Collected data entries:
»»
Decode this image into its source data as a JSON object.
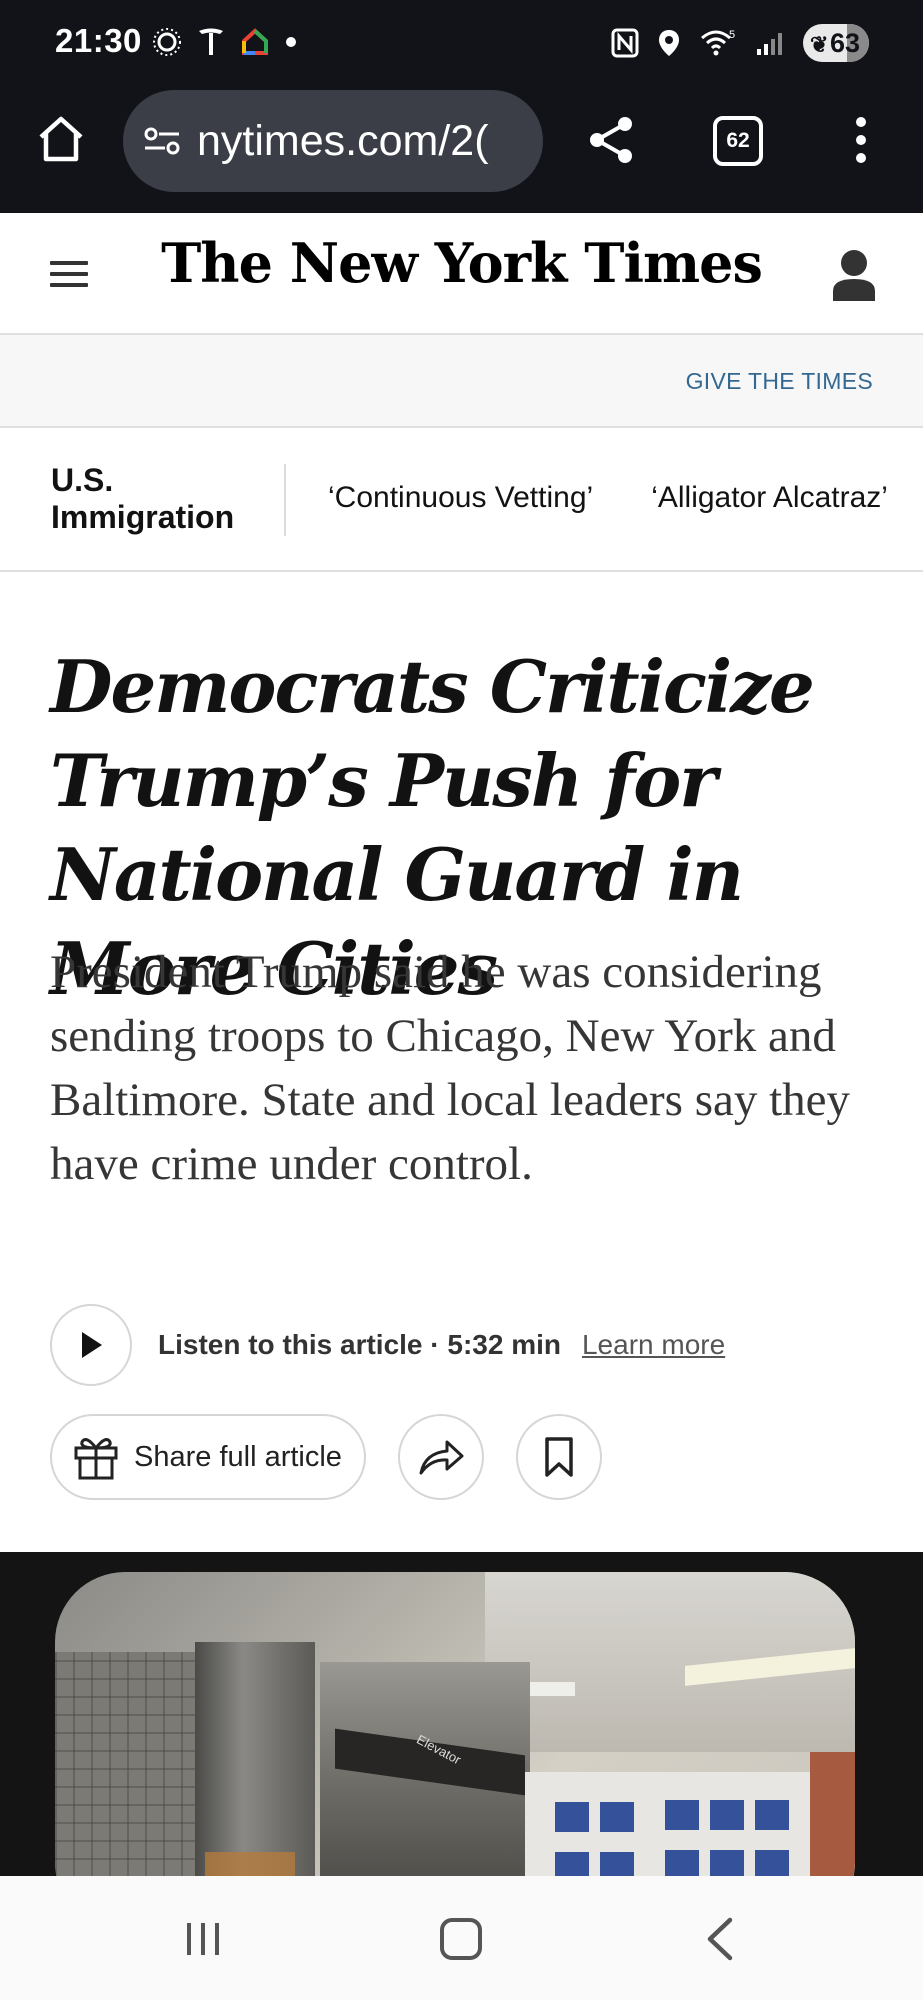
{
  "status_bar": {
    "time": "21:30",
    "battery": "63",
    "signal_label": "5"
  },
  "browser": {
    "url": "nytimes.com/2(",
    "tab_count": "62"
  },
  "masthead": {
    "logo": "The New York Times"
  },
  "banner": {
    "give_link": "GIVE THE TIMES"
  },
  "section_nav": {
    "title": "U.S. Immigration",
    "links": [
      "‘Continuous Vetting’",
      "‘Alligator Alcatraz’"
    ]
  },
  "article": {
    "headline": "Democrats Criticize Trump’s Push for National Guard in More Cities",
    "summary": "President Trump said he was considering sending troops to Chicago, New York and Baltimore. State and local leaders say they have crime under control.",
    "listen_label": "Listen to this article · 5:32 min",
    "learn_more": "Learn more",
    "share_full_label": "Share full article",
    "photo_sign_text": "Elevator"
  },
  "colors": {
    "browser_bg": "#121318",
    "url_pill": "#3b3e47",
    "link_blue": "#326891",
    "text_primary": "#121212"
  },
  "icons": {
    "home": "home-icon",
    "site_settings": "tune-icon",
    "share": "share-icon",
    "overflow": "more-vert-icon",
    "hamburger": "hamburger-icon",
    "account": "account-icon",
    "play": "play-icon",
    "gift": "gift-icon",
    "share_arrow": "share-arrow-icon",
    "bookmark": "bookmark-icon"
  }
}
««
Without the pictures, write out every entry precisely as it appears.

Decode this image into its source data as a JSON object.
{
  "status_bar": {
    "time": "21:30",
    "battery": "63",
    "signal_label": "5"
  },
  "browser": {
    "url": "nytimes.com/2(",
    "tab_count": "62"
  },
  "masthead": {
    "logo": "The New York Times"
  },
  "banner": {
    "give_link": "GIVE THE TIMES"
  },
  "section_nav": {
    "title": "U.S. Immigration",
    "links": [
      "‘Continuous Vetting’",
      "‘Alligator Alcatraz’"
    ]
  },
  "article": {
    "headline": "Democrats Criticize Trump’s Push for National Guard in More Cities",
    "summary": "President Trump said he was considering sending troops to Chicago, New York and Baltimore. State and local leaders say they have crime under control.",
    "listen_label": "Listen to this article · 5:32 min",
    "learn_more": "Learn more",
    "share_full_label": "Share full article",
    "photo_sign_text": "Elevator"
  },
  "colors": {
    "browser_bg": "#121318",
    "url_pill": "#3b3e47",
    "link_blue": "#326891",
    "text_primary": "#121212"
  },
  "icons": {
    "home": "home-icon",
    "site_settings": "tune-icon",
    "share": "share-icon",
    "overflow": "more-vert-icon",
    "hamburger": "hamburger-icon",
    "account": "account-icon",
    "play": "play-icon",
    "gift": "gift-icon",
    "share_arrow": "share-arrow-icon",
    "bookmark": "bookmark-icon"
  }
}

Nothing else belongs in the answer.